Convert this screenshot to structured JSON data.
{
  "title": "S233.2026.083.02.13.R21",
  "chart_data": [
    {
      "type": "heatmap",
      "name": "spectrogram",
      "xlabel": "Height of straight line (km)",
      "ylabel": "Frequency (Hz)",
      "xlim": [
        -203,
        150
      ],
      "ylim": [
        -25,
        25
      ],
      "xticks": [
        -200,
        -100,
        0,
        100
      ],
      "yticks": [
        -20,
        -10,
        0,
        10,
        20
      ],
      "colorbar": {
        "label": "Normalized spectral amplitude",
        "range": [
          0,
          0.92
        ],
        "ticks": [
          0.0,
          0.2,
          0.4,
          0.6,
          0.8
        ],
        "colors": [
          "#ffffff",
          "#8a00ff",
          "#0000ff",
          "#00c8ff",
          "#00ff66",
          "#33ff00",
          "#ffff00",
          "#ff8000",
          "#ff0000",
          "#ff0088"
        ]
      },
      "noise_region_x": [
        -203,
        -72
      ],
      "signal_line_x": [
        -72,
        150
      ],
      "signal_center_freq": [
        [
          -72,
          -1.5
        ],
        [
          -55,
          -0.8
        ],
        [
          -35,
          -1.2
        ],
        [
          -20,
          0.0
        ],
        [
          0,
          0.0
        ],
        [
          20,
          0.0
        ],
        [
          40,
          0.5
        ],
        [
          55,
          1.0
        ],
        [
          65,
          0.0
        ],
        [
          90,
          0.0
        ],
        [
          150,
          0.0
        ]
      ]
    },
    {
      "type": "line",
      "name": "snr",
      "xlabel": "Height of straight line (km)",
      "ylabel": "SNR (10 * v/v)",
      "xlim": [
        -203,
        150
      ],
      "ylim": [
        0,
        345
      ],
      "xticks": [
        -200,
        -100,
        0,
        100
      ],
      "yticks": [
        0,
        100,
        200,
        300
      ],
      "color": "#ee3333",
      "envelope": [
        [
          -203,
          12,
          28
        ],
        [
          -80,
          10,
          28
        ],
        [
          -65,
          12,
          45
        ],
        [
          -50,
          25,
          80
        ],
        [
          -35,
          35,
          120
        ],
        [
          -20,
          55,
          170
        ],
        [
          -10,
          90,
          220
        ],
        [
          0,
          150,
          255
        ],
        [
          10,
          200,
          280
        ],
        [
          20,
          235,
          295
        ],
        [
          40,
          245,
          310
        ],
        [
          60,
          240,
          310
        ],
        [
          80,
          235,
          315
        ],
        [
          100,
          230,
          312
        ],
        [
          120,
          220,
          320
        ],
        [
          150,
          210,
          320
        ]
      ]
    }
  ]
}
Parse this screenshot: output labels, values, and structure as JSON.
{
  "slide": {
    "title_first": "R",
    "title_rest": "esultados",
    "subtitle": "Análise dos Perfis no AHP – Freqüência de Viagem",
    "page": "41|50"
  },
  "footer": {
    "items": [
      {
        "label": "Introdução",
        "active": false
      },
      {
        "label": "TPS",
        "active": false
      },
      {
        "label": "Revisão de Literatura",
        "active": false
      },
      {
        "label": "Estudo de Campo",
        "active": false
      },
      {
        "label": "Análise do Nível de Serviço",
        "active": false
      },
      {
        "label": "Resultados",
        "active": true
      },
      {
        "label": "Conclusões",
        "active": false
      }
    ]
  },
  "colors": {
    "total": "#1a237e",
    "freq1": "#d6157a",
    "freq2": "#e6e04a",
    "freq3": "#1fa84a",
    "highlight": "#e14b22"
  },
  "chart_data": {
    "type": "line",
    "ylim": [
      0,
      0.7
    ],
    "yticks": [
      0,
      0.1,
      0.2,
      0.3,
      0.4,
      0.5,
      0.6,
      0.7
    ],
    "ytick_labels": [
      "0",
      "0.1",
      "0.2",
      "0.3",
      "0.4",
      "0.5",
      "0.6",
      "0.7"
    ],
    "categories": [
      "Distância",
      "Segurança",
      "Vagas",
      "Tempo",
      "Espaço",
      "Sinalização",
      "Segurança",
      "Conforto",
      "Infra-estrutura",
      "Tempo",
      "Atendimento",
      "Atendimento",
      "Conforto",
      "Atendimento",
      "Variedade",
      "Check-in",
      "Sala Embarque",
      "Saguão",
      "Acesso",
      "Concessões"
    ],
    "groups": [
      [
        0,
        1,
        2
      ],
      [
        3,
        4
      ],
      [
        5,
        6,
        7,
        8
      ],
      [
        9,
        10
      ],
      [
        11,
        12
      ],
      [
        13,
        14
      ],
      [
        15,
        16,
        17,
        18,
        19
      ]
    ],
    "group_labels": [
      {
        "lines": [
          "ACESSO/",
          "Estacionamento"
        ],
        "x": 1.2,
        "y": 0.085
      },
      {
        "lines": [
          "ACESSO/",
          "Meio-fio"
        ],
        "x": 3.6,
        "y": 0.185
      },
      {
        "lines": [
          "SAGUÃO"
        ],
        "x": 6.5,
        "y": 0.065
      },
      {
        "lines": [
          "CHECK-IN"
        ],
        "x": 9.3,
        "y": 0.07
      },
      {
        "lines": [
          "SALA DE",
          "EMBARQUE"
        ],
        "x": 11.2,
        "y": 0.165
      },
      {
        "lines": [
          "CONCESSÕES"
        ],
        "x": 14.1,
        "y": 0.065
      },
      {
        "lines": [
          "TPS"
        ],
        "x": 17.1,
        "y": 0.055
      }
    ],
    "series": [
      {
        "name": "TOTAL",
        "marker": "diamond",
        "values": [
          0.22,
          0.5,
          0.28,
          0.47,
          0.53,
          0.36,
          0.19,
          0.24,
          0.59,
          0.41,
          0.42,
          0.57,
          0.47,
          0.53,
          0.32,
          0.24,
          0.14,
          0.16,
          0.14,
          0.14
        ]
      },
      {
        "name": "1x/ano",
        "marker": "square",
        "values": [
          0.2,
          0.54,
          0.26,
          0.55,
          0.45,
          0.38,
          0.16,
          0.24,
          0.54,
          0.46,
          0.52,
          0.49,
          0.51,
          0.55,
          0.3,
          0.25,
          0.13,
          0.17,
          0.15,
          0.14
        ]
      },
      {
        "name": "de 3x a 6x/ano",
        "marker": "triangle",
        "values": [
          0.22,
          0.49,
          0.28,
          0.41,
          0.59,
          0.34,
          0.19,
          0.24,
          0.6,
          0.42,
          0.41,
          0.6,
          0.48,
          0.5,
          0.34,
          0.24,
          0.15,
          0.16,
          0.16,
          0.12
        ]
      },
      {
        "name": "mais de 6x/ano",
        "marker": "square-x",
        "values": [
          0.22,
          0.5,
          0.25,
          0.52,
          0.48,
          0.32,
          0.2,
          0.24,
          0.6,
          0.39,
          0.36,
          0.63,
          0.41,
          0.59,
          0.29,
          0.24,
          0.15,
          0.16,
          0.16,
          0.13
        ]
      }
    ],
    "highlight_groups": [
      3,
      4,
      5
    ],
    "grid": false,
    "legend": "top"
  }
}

___

## OBJECTIVE
Using the entries above, please restate each one word for word.

## WRITTEN ANSWER
Convert this screenshot to structured JSON data.
{
  "title": "S233.2026.083.02.13.R21",
  "chart_data": [
    {
      "type": "heatmap",
      "name": "spectrogram",
      "xlabel": "Height of straight line (km)",
      "ylabel": "Frequency (Hz)",
      "xlim": [
        -203,
        150
      ],
      "ylim": [
        -25,
        25
      ],
      "xticks": [
        -200,
        -100,
        0,
        100
      ],
      "yticks": [
        -20,
        -10,
        0,
        10,
        20
      ],
      "colorbar": {
        "label": "Normalized spectral amplitude",
        "range": [
          0,
          0.92
        ],
        "ticks": [
          0.0,
          0.2,
          0.4,
          0.6,
          0.8
        ],
        "colors": [
          "#ffffff",
          "#8a00ff",
          "#0000ff",
          "#00c8ff",
          "#00ff66",
          "#33ff00",
          "#ffff00",
          "#ff8000",
          "#ff0000",
          "#ff0088"
        ]
      },
      "noise_region_x": [
        -203,
        -72
      ],
      "signal_line_x": [
        -72,
        150
      ],
      "signal_center_freq": [
        [
          -72,
          -1.5
        ],
        [
          -55,
          -0.8
        ],
        [
          -35,
          -1.2
        ],
        [
          -20,
          0.0
        ],
        [
          0,
          0.0
        ],
        [
          20,
          0.0
        ],
        [
          40,
          0.5
        ],
        [
          55,
          1.0
        ],
        [
          65,
          0.0
        ],
        [
          90,
          0.0
        ],
        [
          150,
          0.0
        ]
      ]
    },
    {
      "type": "line",
      "name": "snr",
      "xlabel": "Height of straight line (km)",
      "ylabel": "SNR (10 * v/v)",
      "xlim": [
        -203,
        150
      ],
      "ylim": [
        0,
        345
      ],
      "xticks": [
        -200,
        -100,
        0,
        100
      ],
      "yticks": [
        0,
        100,
        200,
        300
      ],
      "color": "#ee3333",
      "envelope": [
        [
          -203,
          12,
          28
        ],
        [
          -80,
          10,
          28
        ],
        [
          -65,
          12,
          45
        ],
        [
          -50,
          25,
          80
        ],
        [
          -35,
          35,
          120
        ],
        [
          -20,
          55,
          170
        ],
        [
          -10,
          90,
          220
        ],
        [
          0,
          150,
          255
        ],
        [
          10,
          200,
          280
        ],
        [
          20,
          235,
          295
        ],
        [
          40,
          245,
          310
        ],
        [
          60,
          240,
          310
        ],
        [
          80,
          235,
          315
        ],
        [
          100,
          230,
          312
        ],
        [
          120,
          220,
          320
        ],
        [
          150,
          210,
          320
        ]
      ]
    }
  ]
}
Parse this screenshot: output labels, values, and structure as JSON.
{
  "slide": {
    "title_first": "R",
    "title_rest": "esultados",
    "subtitle": "Análise dos Perfis no AHP – Freqüência de Viagem",
    "page": "41|50"
  },
  "footer": {
    "items": [
      {
        "label": "Introdução",
        "active": false
      },
      {
        "label": "TPS",
        "active": false
      },
      {
        "label": "Revisão de Literatura",
        "active": false
      },
      {
        "label": "Estudo de Campo",
        "active": false
      },
      {
        "label": "Análise do Nível de Serviço",
        "active": false
      },
      {
        "label": "Resultados",
        "active": true
      },
      {
        "label": "Conclusões",
        "active": false
      }
    ]
  },
  "colors": {
    "total": "#1a237e",
    "freq1": "#d6157a",
    "freq2": "#e6e04a",
    "freq3": "#1fa84a",
    "highlight": "#e14b22"
  },
  "chart_data": {
    "type": "line",
    "ylim": [
      0,
      0.7
    ],
    "yticks": [
      0,
      0.1,
      0.2,
      0.3,
      0.4,
      0.5,
      0.6,
      0.7
    ],
    "ytick_labels": [
      "0",
      "0.1",
      "0.2",
      "0.3",
      "0.4",
      "0.5",
      "0.6",
      "0.7"
    ],
    "categories": [
      "Distância",
      "Segurança",
      "Vagas",
      "Tempo",
      "Espaço",
      "Sinalização",
      "Segurança",
      "Conforto",
      "Infra-estrutura",
      "Tempo",
      "Atendimento",
      "Atendimento",
      "Conforto",
      "Atendimento",
      "Variedade",
      "Check-in",
      "Sala Embarque",
      "Saguão",
      "Acesso",
      "Concessões"
    ],
    "groups": [
      [
        0,
        1,
        2
      ],
      [
        3,
        4
      ],
      [
        5,
        6,
        7,
        8
      ],
      [
        9,
        10
      ],
      [
        11,
        12
      ],
      [
        13,
        14
      ],
      [
        15,
        16,
        17,
        18,
        19
      ]
    ],
    "group_labels": [
      {
        "lines": [
          "ACESSO/",
          "Estacionamento"
        ],
        "x": 1.2,
        "y": 0.085
      },
      {
        "lines": [
          "ACESSO/",
          "Meio-fio"
        ],
        "x": 3.6,
        "y": 0.185
      },
      {
        "lines": [
          "SAGUÃO"
        ],
        "x": 6.5,
        "y": 0.065
      },
      {
        "lines": [
          "CHECK-IN"
        ],
        "x": 9.3,
        "y": 0.07
      },
      {
        "lines": [
          "SALA DE",
          "EMBARQUE"
        ],
        "x": 11.2,
        "y": 0.165
      },
      {
        "lines": [
          "CONCESSÕES"
        ],
        "x": 14.1,
        "y": 0.065
      },
      {
        "lines": [
          "TPS"
        ],
        "x": 17.1,
        "y": 0.055
      }
    ],
    "series": [
      {
        "name": "TOTAL",
        "marker": "diamond",
        "values": [
          0.22,
          0.5,
          0.28,
          0.47,
          0.53,
          0.36,
          0.19,
          0.24,
          0.59,
          0.41,
          0.42,
          0.57,
          0.47,
          0.53,
          0.32,
          0.24,
          0.14,
          0.16,
          0.14,
          0.14
        ]
      },
      {
        "name": "1x/ano",
        "marker": "square",
        "values": [
          0.2,
          0.54,
          0.26,
          0.55,
          0.45,
          0.38,
          0.16,
          0.24,
          0.54,
          0.46,
          0.52,
          0.49,
          0.51,
          0.55,
          0.3,
          0.25,
          0.13,
          0.17,
          0.15,
          0.14
        ]
      },
      {
        "name": "de 3x a 6x/ano",
        "marker": "triangle",
        "values": [
          0.22,
          0.49,
          0.28,
          0.41,
          0.59,
          0.34,
          0.19,
          0.24,
          0.6,
          0.42,
          0.41,
          0.6,
          0.48,
          0.5,
          0.34,
          0.24,
          0.15,
          0.16,
          0.16,
          0.12
        ]
      },
      {
        "name": "mais de 6x/ano",
        "marker": "square-x",
        "values": [
          0.22,
          0.5,
          0.25,
          0.52,
          0.48,
          0.32,
          0.2,
          0.24,
          0.6,
          0.39,
          0.36,
          0.63,
          0.41,
          0.59,
          0.29,
          0.24,
          0.15,
          0.16,
          0.16,
          0.13
        ]
      }
    ],
    "highlight_groups": [
      3,
      4,
      5
    ],
    "grid": false,
    "legend": "top"
  }
}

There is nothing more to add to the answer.